→ **DIRECTIONS**: You are to retype all of the data exactly as it appears.

[DATASET ROWS start]

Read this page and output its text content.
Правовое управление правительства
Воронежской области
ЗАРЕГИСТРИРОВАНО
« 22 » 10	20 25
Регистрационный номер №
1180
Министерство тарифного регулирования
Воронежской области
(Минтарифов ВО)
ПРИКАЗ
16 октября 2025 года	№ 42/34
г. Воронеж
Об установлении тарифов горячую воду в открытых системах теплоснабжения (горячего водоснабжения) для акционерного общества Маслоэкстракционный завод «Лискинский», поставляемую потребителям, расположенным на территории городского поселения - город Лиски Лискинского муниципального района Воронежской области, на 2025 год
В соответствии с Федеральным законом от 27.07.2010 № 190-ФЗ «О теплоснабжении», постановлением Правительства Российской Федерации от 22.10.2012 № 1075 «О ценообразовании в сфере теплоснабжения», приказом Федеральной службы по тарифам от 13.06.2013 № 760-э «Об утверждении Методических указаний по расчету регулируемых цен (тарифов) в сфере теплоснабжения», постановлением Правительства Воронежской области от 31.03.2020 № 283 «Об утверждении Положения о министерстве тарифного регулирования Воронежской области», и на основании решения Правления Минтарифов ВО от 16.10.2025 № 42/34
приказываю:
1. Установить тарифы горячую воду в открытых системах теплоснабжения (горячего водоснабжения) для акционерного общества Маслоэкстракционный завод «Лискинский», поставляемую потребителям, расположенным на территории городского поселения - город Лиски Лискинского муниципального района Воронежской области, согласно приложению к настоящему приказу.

[DATASET ROWS end]

→ **ANSWER TO THE EXERCISE**:
Read this page and output its text content.
Правовое управление правительства
Воронежской области
ЗАРЕГИСТРИРОВАНО
« 22 » 10	20 25
Регистрационный номер №
1180
Министерство тарифного регулирования
Воронежской области
(Минтарифов ВО)
ПРИКАЗ
16 октября 2025 года	№ 42/34
г. Воронеж
Об установлении тарифов горячую воду в открытых системах теплоснабжения (горячего водоснабжения) для акционерного общества Маслоэкстракционный завод «Лискинский», поставляемую потребителям, расположенным на территории городского поселения - город Лиски Лискинского муниципального района Воронежской области, на 2025 год
В соответствии с Федеральным законом от 27.07.2010 № 190-ФЗ «О теплоснабжении», постановлением Правительства Российской Федерации от 22.10.2012 № 1075 «О ценообразовании в сфере теплоснабжения», приказом Федеральной службы по тарифам от 13.06.2013 № 760-э «Об утверждении Методических указаний по расчету регулируемых цен (тарифов) в сфере теплоснабжения», постановлением Правительства Воронежской области от 31.03.2020 № 283 «Об утверждении Положения о министерстве тарифного регулирования Воронежской области», и на основании решения Правления Минтарифов ВО от 16.10.2025 № 42/34
приказываю:
1. Установить тарифы горячую воду в открытых системах теплоснабжения (горячего водоснабжения) для акционерного общества Маслоэкстракционный завод «Лискинский», поставляемую потребителям, расположенным на территории городского поселения - город Лиски Лискинского муниципального района Воронежской области, согласно приложению к настоящему приказу.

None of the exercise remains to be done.